**Problem to solve:**
Update the material below by replacing "FancyBboxPatch shape" with "Rounded box" everywhere, leaving every other line unchanged. Don't include any pictures in your answer.

**Data excerpts:**
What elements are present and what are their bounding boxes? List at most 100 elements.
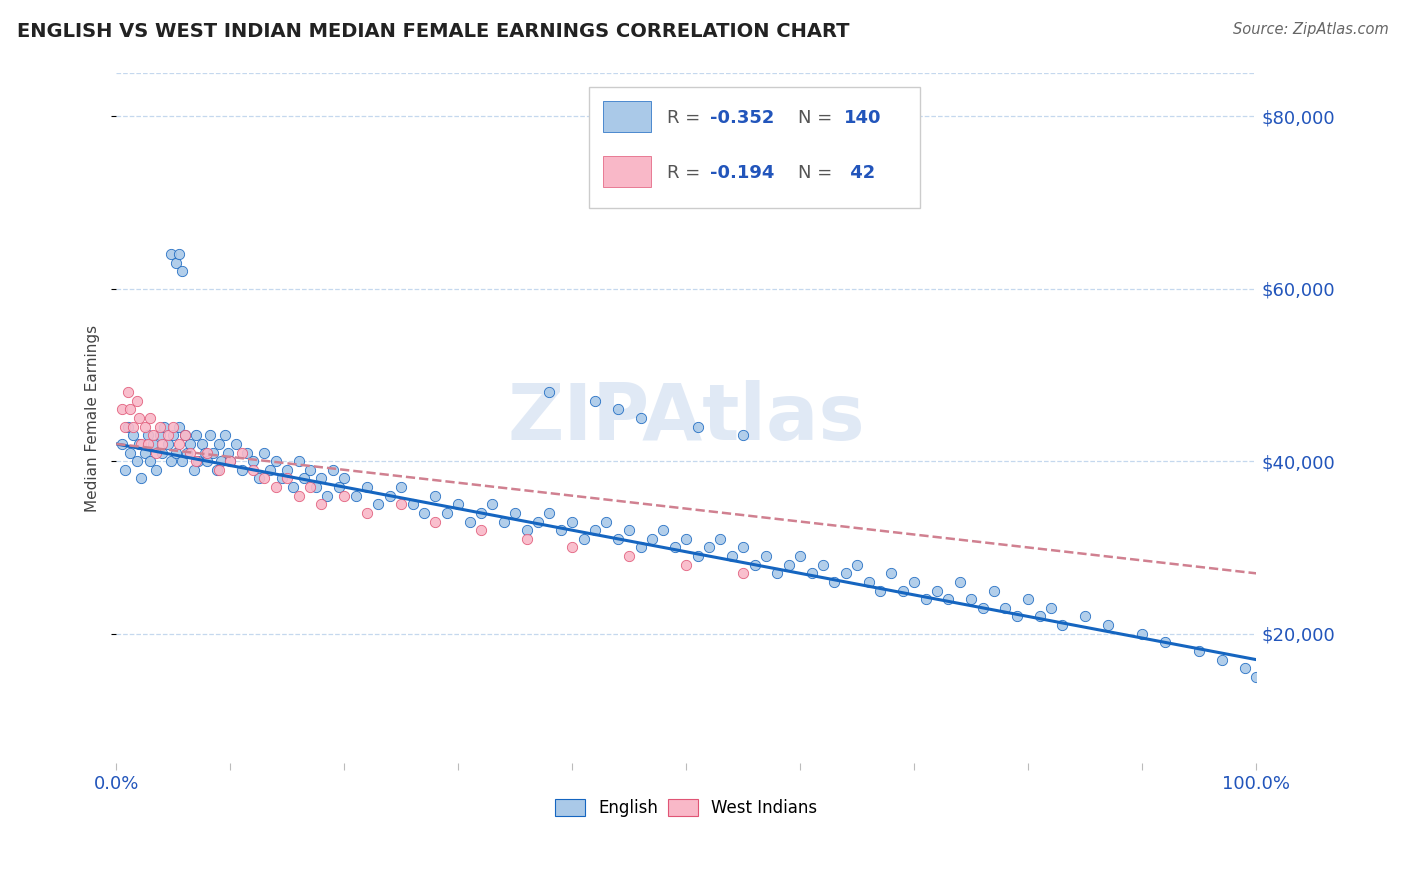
Point (117, 385, 139, 400)
Point (401, 497, 423, 511)
Point (697, 541, 720, 555)
Point (869, 583, 891, 598)
Point (142, 428, 165, 442)
Text: R =: R = (666, 164, 706, 182)
Point (389, 497, 412, 511)
Point (858, 574, 880, 589)
Point (664, 541, 686, 555)
Point (925, 583, 948, 598)
Point (766, 566, 789, 581)
Point (236, 445, 259, 459)
Point (1005, 609, 1028, 624)
Point (436, 506, 458, 520)
Text: N =: N = (799, 109, 838, 127)
Point (114, 463, 136, 477)
Point (118, 445, 141, 459)
Point (179, 437, 201, 451)
Point (527, 515, 550, 529)
Point (253, 445, 276, 459)
Point (281, 480, 304, 494)
Point (122, 419, 145, 434)
Point (675, 532, 697, 546)
Point (208, 463, 231, 477)
Point (880, 566, 903, 581)
Point (470, 506, 492, 520)
Point (356, 480, 378, 494)
Point (561, 541, 583, 555)
Point (187, 454, 209, 468)
Point (333, 471, 356, 485)
Point (914, 592, 936, 607)
Point (299, 463, 322, 477)
Point (156, 428, 179, 442)
Point (972, 600, 994, 615)
Point (744, 558, 766, 572)
FancyBboxPatch shape (589, 87, 920, 208)
Point (134, 419, 156, 434)
Point (516, 523, 538, 537)
Point (136, 437, 159, 451)
Point (191, 437, 214, 451)
Point (179, 445, 201, 459)
Point (173, 428, 195, 442)
Point (209, 454, 232, 468)
Point (287, 454, 309, 468)
Point (156, 437, 179, 451)
Point (425, 489, 447, 503)
Point (606, 402, 628, 417)
Point (503, 506, 526, 520)
Text: N =: N = (799, 164, 838, 182)
Point (367, 497, 389, 511)
Text: R =: R = (666, 109, 706, 127)
Point (413, 506, 436, 520)
Text: -0.352: -0.352 (710, 109, 775, 127)
Point (733, 566, 755, 581)
Point (184, 428, 207, 442)
Point (1154, 635, 1177, 649)
Point (253, 471, 276, 485)
Point (800, 566, 823, 581)
Point (118, 402, 141, 417)
Point (389, 480, 412, 494)
Point (242, 463, 264, 477)
Point (1039, 600, 1062, 615)
Point (356, 506, 378, 520)
FancyBboxPatch shape (603, 156, 651, 186)
Point (242, 454, 264, 468)
Point (606, 532, 628, 546)
Text: ZIPAtlas: ZIPAtlas (508, 380, 865, 456)
Point (150, 445, 173, 459)
Point (219, 454, 242, 468)
Point (160, 454, 183, 468)
Point (305, 480, 328, 494)
Point (1028, 609, 1050, 624)
Text: 42: 42 (844, 164, 875, 182)
Point (709, 532, 731, 546)
Point (733, 428, 755, 442)
Point (125, 454, 148, 468)
Point (720, 549, 742, 563)
Point (287, 489, 309, 503)
Point (122, 428, 145, 442)
Point (299, 480, 322, 494)
Point (264, 480, 287, 494)
Point (160, 247, 183, 261)
Point (316, 489, 339, 503)
Point (292, 471, 315, 485)
Point (311, 471, 333, 485)
Point (111, 402, 134, 417)
Point (983, 583, 1005, 598)
Point (1017, 592, 1039, 607)
FancyBboxPatch shape (603, 102, 651, 132)
Point (114, 419, 136, 434)
Point (208, 437, 231, 451)
Point (344, 489, 367, 503)
Point (619, 549, 641, 563)
Point (184, 454, 207, 468)
Point (247, 471, 270, 485)
Point (550, 523, 572, 537)
Y-axis label: Median Female Earnings: Median Female Earnings (86, 325, 100, 512)
Point (595, 515, 617, 529)
Point (823, 574, 845, 589)
Point (583, 523, 606, 537)
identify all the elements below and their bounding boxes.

**Written solution:**
What elements are present and what are their bounding boxes? List at most 100 elements.
Point (117, 385, 139, 400)
Point (401, 497, 423, 511)
Point (697, 541, 720, 555)
Point (869, 583, 891, 598)
Point (142, 428, 165, 442)
Text: R =: R = (666, 164, 706, 182)
Point (389, 497, 412, 511)
Point (858, 574, 880, 589)
Point (664, 541, 686, 555)
Point (925, 583, 948, 598)
Point (766, 566, 789, 581)
Point (236, 445, 259, 459)
Point (1005, 609, 1028, 624)
Point (436, 506, 458, 520)
Text: N =: N = (799, 109, 838, 127)
Point (114, 463, 136, 477)
Point (118, 445, 141, 459)
Point (179, 437, 201, 451)
Point (527, 515, 550, 529)
Point (253, 445, 276, 459)
Point (281, 480, 304, 494)
Point (122, 419, 145, 434)
Point (675, 532, 697, 546)
Point (208, 463, 231, 477)
Point (880, 566, 903, 581)
Point (470, 506, 492, 520)
Point (356, 480, 378, 494)
Point (561, 541, 583, 555)
Point (187, 454, 209, 468)
Point (333, 471, 356, 485)
Point (914, 592, 936, 607)
Point (299, 463, 322, 477)
Point (156, 428, 179, 442)
Point (972, 600, 994, 615)
Point (744, 558, 766, 572)
Rounded box (589, 87, 920, 208)
Point (134, 419, 156, 434)
Point (516, 523, 538, 537)
Point (136, 437, 159, 451)
Point (191, 437, 214, 451)
Point (179, 445, 201, 459)
Point (173, 428, 195, 442)
Point (209, 454, 232, 468)
Point (287, 454, 309, 468)
Point (156, 437, 179, 451)
Point (425, 489, 447, 503)
Point (606, 402, 628, 417)
Point (503, 506, 526, 520)
Text: N =: N = (799, 164, 838, 182)
Point (367, 497, 389, 511)
Text: R =: R = (666, 109, 706, 127)
Point (413, 506, 436, 520)
Text: -0.352: -0.352 (710, 109, 775, 127)
Point (733, 566, 755, 581)
Point (184, 428, 207, 442)
Point (1154, 635, 1177, 649)
Point (253, 471, 276, 485)
Point (800, 566, 823, 581)
Point (118, 402, 141, 417)
Point (389, 480, 412, 494)
Point (242, 463, 264, 477)
Point (1039, 600, 1062, 615)
Point (356, 506, 378, 520)
Rounded box (603, 156, 651, 186)
Point (242, 454, 264, 468)
Point (606, 532, 628, 546)
Text: ZIPAtlas: ZIPAtlas (508, 380, 865, 456)
Point (150, 445, 173, 459)
Point (219, 454, 242, 468)
Point (160, 454, 183, 468)
Point (305, 480, 328, 494)
Point (1028, 609, 1050, 624)
Text: 42: 42 (844, 164, 875, 182)
Point (709, 532, 731, 546)
Point (733, 428, 755, 442)
Point (125, 454, 148, 468)
Point (720, 549, 742, 563)
Point (287, 489, 309, 503)
Point (122, 428, 145, 442)
Point (299, 480, 322, 494)
Point (264, 480, 287, 494)
Point (160, 247, 183, 261)
Point (316, 489, 339, 503)
Point (292, 471, 315, 485)
Point (311, 471, 333, 485)
Point (111, 402, 134, 417)
Point (983, 583, 1005, 598)
Point (1017, 592, 1039, 607)
Rounded box (603, 102, 651, 132)
Point (114, 419, 136, 434)
Point (208, 437, 231, 451)
Point (344, 489, 367, 503)
Point (619, 549, 641, 563)
Point (184, 454, 207, 468)
Point (247, 471, 270, 485)
Point (550, 523, 572, 537)
Y-axis label: Median Female Earnings: Median Female Earnings (86, 325, 100, 512)
Point (595, 515, 617, 529)
Point (823, 574, 845, 589)
Point (583, 523, 606, 537)
identify all the elements below and their bounding boxes.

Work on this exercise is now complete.